Goal of the exercise:
For each line below that includes the word "right", make a copy.

Task input:

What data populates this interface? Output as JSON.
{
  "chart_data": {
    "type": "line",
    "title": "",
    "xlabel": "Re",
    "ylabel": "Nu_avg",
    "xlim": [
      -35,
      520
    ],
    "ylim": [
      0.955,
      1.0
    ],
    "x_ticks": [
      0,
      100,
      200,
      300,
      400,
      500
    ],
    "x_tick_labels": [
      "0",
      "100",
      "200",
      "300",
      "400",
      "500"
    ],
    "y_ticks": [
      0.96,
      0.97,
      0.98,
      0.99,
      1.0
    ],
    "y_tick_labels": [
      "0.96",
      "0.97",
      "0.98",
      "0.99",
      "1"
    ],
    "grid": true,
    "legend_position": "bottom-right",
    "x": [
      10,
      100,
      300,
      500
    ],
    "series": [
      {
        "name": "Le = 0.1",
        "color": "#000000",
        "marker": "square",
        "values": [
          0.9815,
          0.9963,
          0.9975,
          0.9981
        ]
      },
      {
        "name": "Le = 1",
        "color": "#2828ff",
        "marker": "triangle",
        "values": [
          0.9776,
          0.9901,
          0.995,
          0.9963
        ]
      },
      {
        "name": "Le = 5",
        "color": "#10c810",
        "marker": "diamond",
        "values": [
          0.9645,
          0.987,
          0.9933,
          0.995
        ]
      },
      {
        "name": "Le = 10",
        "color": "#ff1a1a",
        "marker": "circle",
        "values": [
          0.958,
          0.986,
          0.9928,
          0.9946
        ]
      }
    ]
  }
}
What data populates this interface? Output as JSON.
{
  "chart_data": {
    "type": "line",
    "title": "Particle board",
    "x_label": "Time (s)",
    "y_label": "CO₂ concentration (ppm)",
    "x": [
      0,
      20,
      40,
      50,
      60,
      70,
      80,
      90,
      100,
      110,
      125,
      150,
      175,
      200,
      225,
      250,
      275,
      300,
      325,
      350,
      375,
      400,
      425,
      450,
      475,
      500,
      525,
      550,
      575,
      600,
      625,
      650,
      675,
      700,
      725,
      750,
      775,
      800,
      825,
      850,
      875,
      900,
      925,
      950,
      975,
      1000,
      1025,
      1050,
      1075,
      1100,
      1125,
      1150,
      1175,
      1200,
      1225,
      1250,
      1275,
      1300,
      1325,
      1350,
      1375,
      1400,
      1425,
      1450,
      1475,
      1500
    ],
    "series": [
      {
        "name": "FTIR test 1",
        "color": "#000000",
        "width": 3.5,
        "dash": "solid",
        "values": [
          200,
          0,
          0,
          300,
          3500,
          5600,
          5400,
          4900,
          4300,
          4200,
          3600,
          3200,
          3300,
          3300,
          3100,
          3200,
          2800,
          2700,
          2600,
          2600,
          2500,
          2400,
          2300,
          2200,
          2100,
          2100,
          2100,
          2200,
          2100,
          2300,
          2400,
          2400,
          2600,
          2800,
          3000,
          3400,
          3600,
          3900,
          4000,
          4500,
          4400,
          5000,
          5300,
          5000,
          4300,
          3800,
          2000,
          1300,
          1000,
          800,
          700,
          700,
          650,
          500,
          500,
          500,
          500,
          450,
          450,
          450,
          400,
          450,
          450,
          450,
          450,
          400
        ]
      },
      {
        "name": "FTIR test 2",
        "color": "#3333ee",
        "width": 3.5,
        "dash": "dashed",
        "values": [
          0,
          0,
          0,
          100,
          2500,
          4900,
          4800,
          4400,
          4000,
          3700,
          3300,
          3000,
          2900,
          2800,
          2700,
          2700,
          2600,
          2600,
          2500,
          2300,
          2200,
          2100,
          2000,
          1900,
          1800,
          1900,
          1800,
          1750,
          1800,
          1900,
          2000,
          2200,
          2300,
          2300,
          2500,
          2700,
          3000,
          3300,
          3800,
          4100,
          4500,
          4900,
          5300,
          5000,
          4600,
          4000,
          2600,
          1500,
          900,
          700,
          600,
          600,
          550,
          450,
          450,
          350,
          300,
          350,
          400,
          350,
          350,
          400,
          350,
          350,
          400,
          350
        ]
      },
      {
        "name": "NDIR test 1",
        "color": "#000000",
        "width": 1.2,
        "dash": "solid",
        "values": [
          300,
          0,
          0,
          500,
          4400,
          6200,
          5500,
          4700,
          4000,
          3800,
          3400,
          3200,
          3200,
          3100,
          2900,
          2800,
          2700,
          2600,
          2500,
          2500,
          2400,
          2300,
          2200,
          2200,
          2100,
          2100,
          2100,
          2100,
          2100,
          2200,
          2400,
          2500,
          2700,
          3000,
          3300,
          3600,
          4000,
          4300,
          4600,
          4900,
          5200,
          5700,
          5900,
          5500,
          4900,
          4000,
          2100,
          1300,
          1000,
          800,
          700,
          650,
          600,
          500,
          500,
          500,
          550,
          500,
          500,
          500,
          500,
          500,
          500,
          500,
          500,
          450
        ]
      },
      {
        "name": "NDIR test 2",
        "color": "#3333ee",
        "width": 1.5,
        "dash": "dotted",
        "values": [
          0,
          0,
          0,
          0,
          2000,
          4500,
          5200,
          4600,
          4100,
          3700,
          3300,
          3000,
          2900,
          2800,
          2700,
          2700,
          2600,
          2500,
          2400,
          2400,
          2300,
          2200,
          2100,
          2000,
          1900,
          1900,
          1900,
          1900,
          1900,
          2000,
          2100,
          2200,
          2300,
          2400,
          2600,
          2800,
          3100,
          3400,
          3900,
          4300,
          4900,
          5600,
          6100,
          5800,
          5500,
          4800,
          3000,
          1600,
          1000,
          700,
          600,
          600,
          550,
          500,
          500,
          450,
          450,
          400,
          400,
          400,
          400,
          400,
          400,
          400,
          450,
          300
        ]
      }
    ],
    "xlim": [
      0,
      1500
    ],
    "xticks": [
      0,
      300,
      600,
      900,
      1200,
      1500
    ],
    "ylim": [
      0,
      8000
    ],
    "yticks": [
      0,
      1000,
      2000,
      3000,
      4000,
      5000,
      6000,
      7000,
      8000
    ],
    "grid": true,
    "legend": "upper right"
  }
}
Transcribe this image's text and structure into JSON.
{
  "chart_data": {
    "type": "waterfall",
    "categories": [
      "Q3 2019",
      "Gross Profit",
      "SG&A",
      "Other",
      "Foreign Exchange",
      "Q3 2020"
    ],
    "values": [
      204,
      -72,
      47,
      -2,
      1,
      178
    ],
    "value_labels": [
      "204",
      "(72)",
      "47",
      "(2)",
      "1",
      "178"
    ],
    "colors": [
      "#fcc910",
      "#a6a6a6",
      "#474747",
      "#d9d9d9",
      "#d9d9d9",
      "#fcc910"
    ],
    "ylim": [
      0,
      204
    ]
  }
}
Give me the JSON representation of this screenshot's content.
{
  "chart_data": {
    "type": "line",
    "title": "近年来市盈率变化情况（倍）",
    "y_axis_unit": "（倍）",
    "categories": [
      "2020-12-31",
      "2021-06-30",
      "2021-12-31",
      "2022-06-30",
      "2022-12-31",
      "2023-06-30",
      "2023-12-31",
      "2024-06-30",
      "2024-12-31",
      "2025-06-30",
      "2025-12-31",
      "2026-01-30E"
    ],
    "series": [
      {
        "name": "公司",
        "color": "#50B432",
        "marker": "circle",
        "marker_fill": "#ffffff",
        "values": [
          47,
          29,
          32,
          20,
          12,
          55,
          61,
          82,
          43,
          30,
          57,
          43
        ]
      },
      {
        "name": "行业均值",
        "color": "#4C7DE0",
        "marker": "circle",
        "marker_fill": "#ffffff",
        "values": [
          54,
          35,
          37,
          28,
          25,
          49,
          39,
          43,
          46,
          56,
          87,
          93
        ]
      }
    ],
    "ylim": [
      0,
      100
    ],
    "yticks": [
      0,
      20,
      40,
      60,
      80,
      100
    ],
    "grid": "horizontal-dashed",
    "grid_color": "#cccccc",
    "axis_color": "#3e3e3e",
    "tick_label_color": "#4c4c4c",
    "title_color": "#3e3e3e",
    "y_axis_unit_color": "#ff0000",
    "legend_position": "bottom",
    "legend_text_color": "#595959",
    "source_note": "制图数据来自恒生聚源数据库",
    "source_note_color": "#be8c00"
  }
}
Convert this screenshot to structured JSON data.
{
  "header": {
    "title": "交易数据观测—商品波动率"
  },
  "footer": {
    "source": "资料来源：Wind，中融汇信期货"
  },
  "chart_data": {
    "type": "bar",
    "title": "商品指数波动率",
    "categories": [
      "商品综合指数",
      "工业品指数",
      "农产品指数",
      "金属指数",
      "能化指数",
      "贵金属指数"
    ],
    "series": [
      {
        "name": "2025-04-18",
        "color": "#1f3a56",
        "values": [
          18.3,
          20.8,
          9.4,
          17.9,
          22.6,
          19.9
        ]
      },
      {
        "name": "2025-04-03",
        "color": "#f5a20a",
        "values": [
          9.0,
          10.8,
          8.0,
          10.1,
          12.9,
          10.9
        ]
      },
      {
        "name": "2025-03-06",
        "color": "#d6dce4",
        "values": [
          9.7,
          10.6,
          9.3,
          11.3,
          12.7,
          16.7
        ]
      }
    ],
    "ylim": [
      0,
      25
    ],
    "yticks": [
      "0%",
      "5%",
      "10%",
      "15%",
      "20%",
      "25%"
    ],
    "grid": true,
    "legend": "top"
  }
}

Exercise answer:
    "legend_position": "bottom-right",
    "legend": "upper right"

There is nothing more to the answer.